= Short problem =
Every line with the word "title" in it should be extracted from the data that follows.

(Structured figure records)
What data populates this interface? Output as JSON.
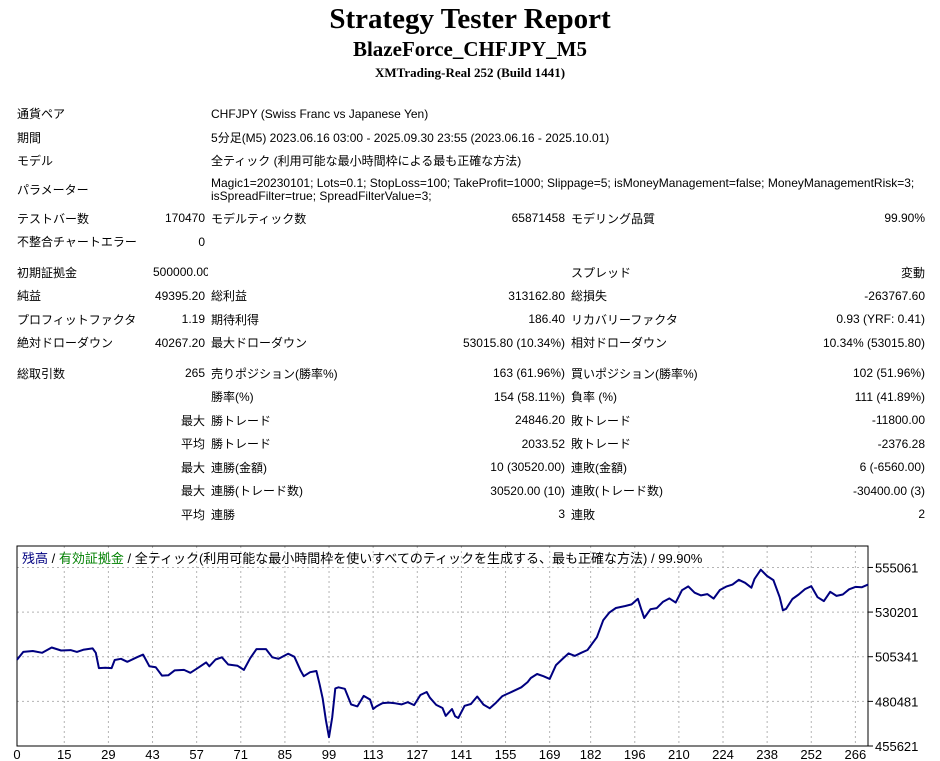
{
  "header": {
    "title": "Strategy Tester Report",
    "ea_name": "BlazeForce_CHFJPY_M5",
    "server": "XMTrading-Real 252 (Build 1441)"
  },
  "report": {
    "symbol_label": "通貨ペア",
    "symbol_value": "CHFJPY (Swiss Franc vs Japanese Yen)",
    "period_label": "期間",
    "period_value": "5分足(M5) 2023.06.16 03:00 - 2025.09.30 23:55 (2023.06.16 - 2025.10.01)",
    "model_label": "モデル",
    "model_value": "全ティック (利用可能な最小時間枠による最も正確な方法)",
    "params_label": "パラメーター",
    "params_value": "Magic1=20230101; Lots=0.1; StopLoss=100; TakeProfit=1000; Slippage=5; isMoneyManagement=false; MoneyManagementRisk=3; isSpreadFilter=true; SpreadFilterValue=3;",
    "bars_label": "テストバー数",
    "bars_value": "170470",
    "ticks_label": "モデルティック数",
    "ticks_value": "65871458",
    "quality_label": "モデリング品質",
    "quality_value": "99.90%",
    "mismatch_label": "不整合チャートエラー",
    "mismatch_value": "0",
    "deposit_label": "初期証拠金",
    "deposit_value": "500000.00",
    "spread_label": "スプレッド",
    "spread_value": "変動",
    "net_label": "純益",
    "net_value": "49395.20",
    "gross_profit_label": "総利益",
    "gross_profit_value": "313162.80",
    "gross_loss_label": "総損失",
    "gross_loss_value": "-263767.60",
    "pf_label": "プロフィットファクタ",
    "pf_value": "1.19",
    "expected_label": "期待利得",
    "expected_value": "186.40",
    "recovery_label": "リカバリーファクタ",
    "recovery_value": "0.93 (YRF: 0.41)",
    "abs_dd_label": "絶対ドローダウン",
    "abs_dd_value": "40267.20",
    "max_dd_label": "最大ドローダウン",
    "max_dd_value": "53015.80 (10.34%)",
    "rel_dd_label": "相対ドローダウン",
    "rel_dd_value": "10.34% (53015.80)",
    "trades_label": "総取引数",
    "trades_value": "265",
    "short_label": "売りポジション(勝率%)",
    "short_value": "163 (61.96%)",
    "long_label": "買いポジション(勝率%)",
    "long_value": "102 (51.96%)",
    "win_rate_label": "勝率(%)",
    "win_rate_value": "154 (58.11%)",
    "loss_rate_label": "負率 (%)",
    "loss_rate_value": "111 (41.89%)",
    "max_word": "最大",
    "avg_word": "平均",
    "win_trade_label": "勝トレード",
    "loss_trade_label": "敗トレード",
    "max_win_trade_value": "24846.20",
    "max_loss_trade_value": "-11800.00",
    "avg_win_trade_value": "2033.52",
    "avg_loss_trade_value": "-2376.28",
    "cons_win_amount_label": "連勝(金額)",
    "cons_win_amount_value": "10 (30520.00)",
    "cons_loss_amount_label": "連敗(金額)",
    "cons_loss_amount_value": "6 (-6560.00)",
    "cons_win_trades_label": "連勝(トレード数)",
    "cons_win_trades_value": "30520.00 (10)",
    "cons_loss_trades_label": "連敗(トレード数)",
    "cons_loss_trades_value": "-30400.00 (3)",
    "avg_cons_win_label": "連勝",
    "avg_cons_win_value": "3",
    "avg_cons_loss_label": "連敗",
    "avg_cons_loss_value": "2"
  },
  "chart_data": {
    "type": "line",
    "legend": {
      "balance": "残高",
      "sep1": " / ",
      "equity": "有効証拠金",
      "sep2": " / ",
      "model": "全ティック(利用可能な最小時間枠を使いすべてのティックを生成する、最も正確な方法)",
      "sep3": " / ",
      "quality": "99.90%"
    },
    "legend_placement": "top-left",
    "colors": {
      "line": "#000080",
      "balance_text": "#000080",
      "equity_text": "#008000",
      "grid": "#b4b4b4",
      "frame": "#000000"
    },
    "grid": true,
    "x_ticks": [
      0,
      15,
      29,
      43,
      57,
      71,
      85,
      99,
      113,
      127,
      141,
      155,
      169,
      182,
      196,
      210,
      224,
      238,
      252,
      266
    ],
    "y_ticks": [
      455621,
      480481,
      505341,
      530201,
      555061
    ],
    "xlim": [
      0,
      270
    ],
    "ylim": [
      455621,
      567000
    ],
    "series": [
      {
        "points": [
          [
            0,
            503600
          ],
          [
            2,
            508000
          ],
          [
            5,
            508500
          ],
          [
            8,
            507500
          ],
          [
            11,
            510500
          ],
          [
            14,
            508800
          ],
          [
            17,
            509000
          ],
          [
            19,
            508000
          ],
          [
            21,
            509200
          ],
          [
            24,
            510000
          ],
          [
            25,
            507500
          ],
          [
            26,
            499000
          ],
          [
            28,
            499200
          ],
          [
            30,
            499000
          ],
          [
            31,
            503500
          ],
          [
            33,
            504200
          ],
          [
            35,
            502500
          ],
          [
            38,
            505000
          ],
          [
            40,
            506500
          ],
          [
            42,
            500000
          ],
          [
            44,
            499500
          ],
          [
            46,
            494800
          ],
          [
            48,
            495000
          ],
          [
            50,
            497700
          ],
          [
            53,
            498000
          ],
          [
            55,
            496400
          ],
          [
            58,
            499800
          ],
          [
            60,
            502200
          ],
          [
            61,
            500000
          ],
          [
            63,
            503800
          ],
          [
            65,
            505000
          ],
          [
            67,
            501000
          ],
          [
            70,
            500300
          ],
          [
            72,
            498000
          ],
          [
            74,
            504500
          ],
          [
            76,
            509600
          ],
          [
            79,
            509600
          ],
          [
            81,
            505000
          ],
          [
            83,
            504200
          ],
          [
            86,
            507000
          ],
          [
            88,
            505300
          ],
          [
            90,
            497500
          ],
          [
            91,
            494500
          ],
          [
            93,
            496700
          ],
          [
            95,
            497400
          ],
          [
            96,
            490000
          ],
          [
            97,
            482000
          ],
          [
            98,
            470000
          ],
          [
            99,
            460500
          ],
          [
            100,
            471500
          ],
          [
            101,
            487700
          ],
          [
            102,
            488300
          ],
          [
            104,
            487500
          ],
          [
            106,
            478800
          ],
          [
            108,
            477700
          ],
          [
            110,
            483500
          ],
          [
            112,
            481500
          ],
          [
            113,
            476200
          ],
          [
            114,
            477600
          ],
          [
            116,
            479500
          ],
          [
            118,
            479800
          ],
          [
            120,
            479400
          ],
          [
            122,
            478800
          ],
          [
            124,
            480000
          ],
          [
            126,
            478400
          ],
          [
            128,
            484000
          ],
          [
            130,
            485700
          ],
          [
            131,
            482500
          ],
          [
            133,
            478500
          ],
          [
            135,
            476800
          ],
          [
            136,
            472400
          ],
          [
            138,
            476200
          ],
          [
            139,
            472200
          ],
          [
            140,
            471200
          ],
          [
            142,
            478000
          ],
          [
            144,
            479000
          ],
          [
            146,
            483200
          ],
          [
            148,
            478700
          ],
          [
            150,
            476600
          ],
          [
            152,
            479800
          ],
          [
            154,
            483400
          ],
          [
            157,
            485800
          ],
          [
            160,
            488300
          ],
          [
            162,
            491200
          ],
          [
            163,
            493500
          ],
          [
            165,
            495700
          ],
          [
            167,
            494500
          ],
          [
            169,
            493000
          ],
          [
            171,
            500700
          ],
          [
            173,
            504000
          ],
          [
            175,
            507200
          ],
          [
            177,
            505800
          ],
          [
            179,
            507500
          ],
          [
            181,
            509100
          ],
          [
            184,
            516200
          ],
          [
            186,
            525600
          ],
          [
            188,
            530000
          ],
          [
            190,
            532500
          ],
          [
            193,
            533600
          ],
          [
            195,
            534500
          ],
          [
            197,
            537600
          ],
          [
            198,
            532000
          ],
          [
            199,
            526900
          ],
          [
            201,
            531800
          ],
          [
            203,
            532400
          ],
          [
            205,
            536000
          ],
          [
            207,
            537800
          ],
          [
            209,
            535500
          ],
          [
            211,
            542400
          ],
          [
            213,
            544500
          ],
          [
            215,
            541000
          ],
          [
            217,
            539500
          ],
          [
            219,
            540200
          ],
          [
            221,
            537700
          ],
          [
            223,
            542500
          ],
          [
            225,
            544400
          ],
          [
            227,
            545500
          ],
          [
            229,
            548200
          ],
          [
            231,
            546500
          ],
          [
            233,
            543800
          ],
          [
            234,
            548600
          ],
          [
            236,
            553800
          ],
          [
            238,
            550300
          ],
          [
            240,
            548000
          ],
          [
            242,
            538500
          ],
          [
            243,
            531200
          ],
          [
            244,
            532000
          ],
          [
            246,
            537500
          ],
          [
            248,
            540000
          ],
          [
            250,
            543000
          ],
          [
            252,
            544600
          ],
          [
            254,
            538500
          ],
          [
            256,
            536300
          ],
          [
            258,
            541500
          ],
          [
            260,
            539200
          ],
          [
            262,
            540000
          ],
          [
            264,
            542900
          ],
          [
            266,
            544200
          ],
          [
            268,
            544000
          ],
          [
            270,
            545500
          ]
        ]
      }
    ]
  }
}
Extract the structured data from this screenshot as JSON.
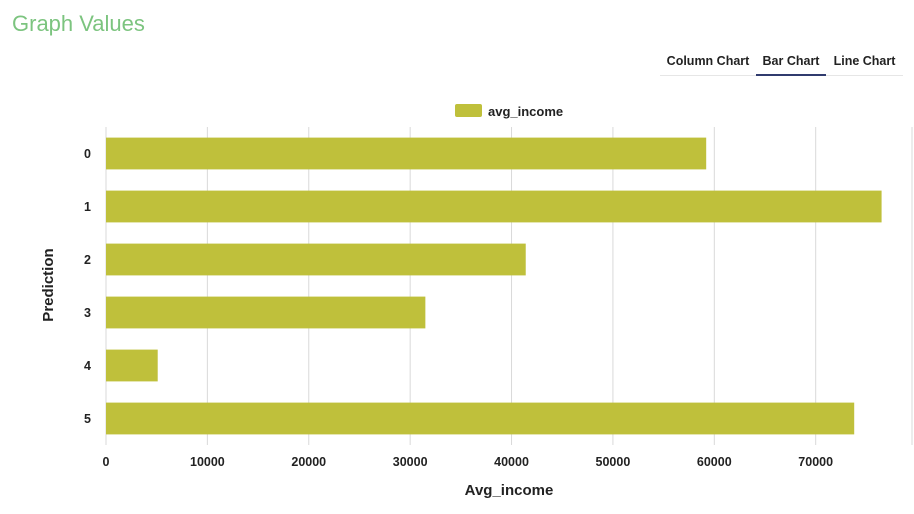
{
  "header": {
    "title": "Graph Values"
  },
  "tabs": [
    {
      "label": "Column Chart",
      "active": false
    },
    {
      "label": "Bar Chart",
      "active": true
    },
    {
      "label": "Line Chart",
      "active": false
    }
  ],
  "colors": {
    "bar": "#bfc03b",
    "grid": "#d9d9d9",
    "title": "#7cc47f",
    "tab_underline": "#303b6e"
  },
  "chart_data": {
    "type": "bar",
    "orientation": "horizontal",
    "categories": [
      "0",
      "1",
      "2",
      "3",
      "4",
      "5"
    ],
    "series": [
      {
        "name": "avg_income",
        "values": [
          59200,
          76500,
          41400,
          31500,
          5100,
          73800
        ]
      }
    ],
    "xlabel": "Avg_income",
    "ylabel": "Prediction",
    "xlim": [
      0,
      79500
    ],
    "xticks": [
      0,
      10000,
      20000,
      30000,
      40000,
      50000,
      60000,
      70000
    ],
    "grid": true,
    "legend_position": "top"
  }
}
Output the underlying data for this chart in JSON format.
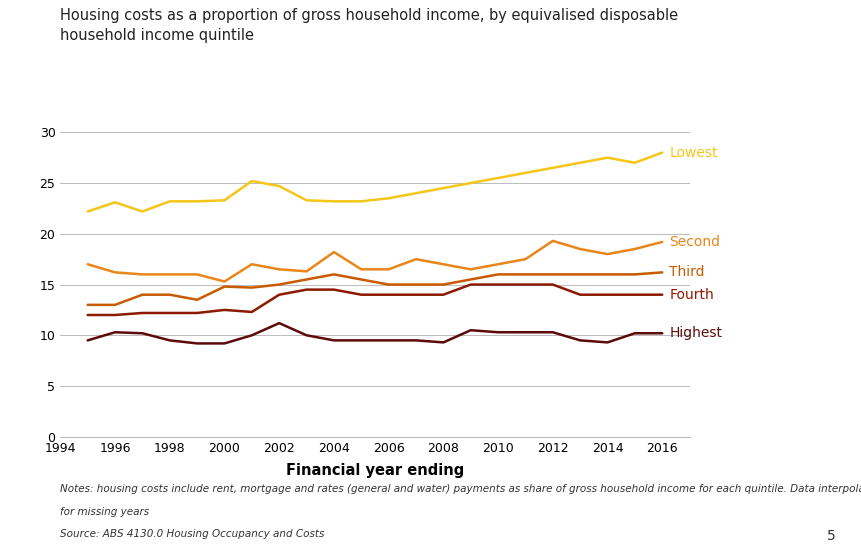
{
  "title": "Housing costs as a proportion of gross household income, by equivalised disposable\nhousehold income quintile",
  "xlabel": "Financial year ending",
  "years": [
    1995,
    1996,
    1997,
    1998,
    1999,
    2000,
    2001,
    2002,
    2003,
    2004,
    2005,
    2006,
    2007,
    2008,
    2009,
    2010,
    2011,
    2012,
    2013,
    2014,
    2015,
    2016
  ],
  "series": {
    "Lowest": [
      22.2,
      23.1,
      22.2,
      23.2,
      23.2,
      23.3,
      25.2,
      24.7,
      23.3,
      23.2,
      23.2,
      23.5,
      24.0,
      24.5,
      25.0,
      25.5,
      26.0,
      26.5,
      27.0,
      27.5,
      27.0,
      28.0
    ],
    "Second": [
      17.0,
      16.2,
      16.0,
      16.0,
      16.0,
      15.3,
      17.0,
      16.5,
      16.3,
      18.2,
      16.5,
      16.5,
      17.5,
      17.0,
      16.5,
      17.0,
      17.5,
      19.3,
      18.5,
      18.0,
      18.5,
      19.2
    ],
    "Third": [
      13.0,
      13.0,
      14.0,
      14.0,
      13.5,
      14.8,
      14.7,
      15.0,
      15.5,
      16.0,
      15.5,
      15.0,
      15.0,
      15.0,
      15.5,
      16.0,
      16.0,
      16.0,
      16.0,
      16.0,
      16.0,
      16.2
    ],
    "Fourth": [
      12.0,
      12.0,
      12.2,
      12.2,
      12.2,
      12.5,
      12.3,
      14.0,
      14.5,
      14.5,
      14.0,
      14.0,
      14.0,
      14.0,
      15.0,
      15.0,
      15.0,
      15.0,
      14.0,
      14.0,
      14.0,
      14.0
    ],
    "Highest": [
      9.5,
      10.3,
      10.2,
      9.5,
      9.2,
      9.2,
      10.0,
      11.2,
      10.0,
      9.5,
      9.5,
      9.5,
      9.5,
      9.3,
      10.5,
      10.3,
      10.3,
      10.3,
      9.5,
      9.3,
      10.2,
      10.2
    ]
  },
  "colors": {
    "Lowest": "#F5C518",
    "Second": "#E8861A",
    "Third": "#C85A00",
    "Fourth": "#8B1A00",
    "Highest": "#5C0A0A"
  },
  "ylim": [
    0,
    32
  ],
  "yticks": [
    0,
    5,
    10,
    15,
    20,
    25,
    30
  ],
  "xlim": [
    1994,
    2017
  ],
  "xticks": [
    1994,
    1996,
    1998,
    2000,
    2002,
    2004,
    2006,
    2008,
    2010,
    2012,
    2014,
    2016
  ],
  "notes_line1": "Notes: housing costs include rent, mortgage and rates (general and water) payments as share of gross household income for each quintile. Data interpolated",
  "notes_line2": "for missing years",
  "notes_line3": "Source: ABS 4130.0 Housing Occupancy and Costs",
  "page_number": "5",
  "background_color": "#ffffff",
  "grid_color": "#bbbbbb"
}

= Written answer =
    "title": "Strategy Tester Report",
    "title": "Graph Values"
    "title": "#7cc47f",
  "title": "Housing costs as a proportion of gross household income, by equivalised disposable\nhousehold income quintile",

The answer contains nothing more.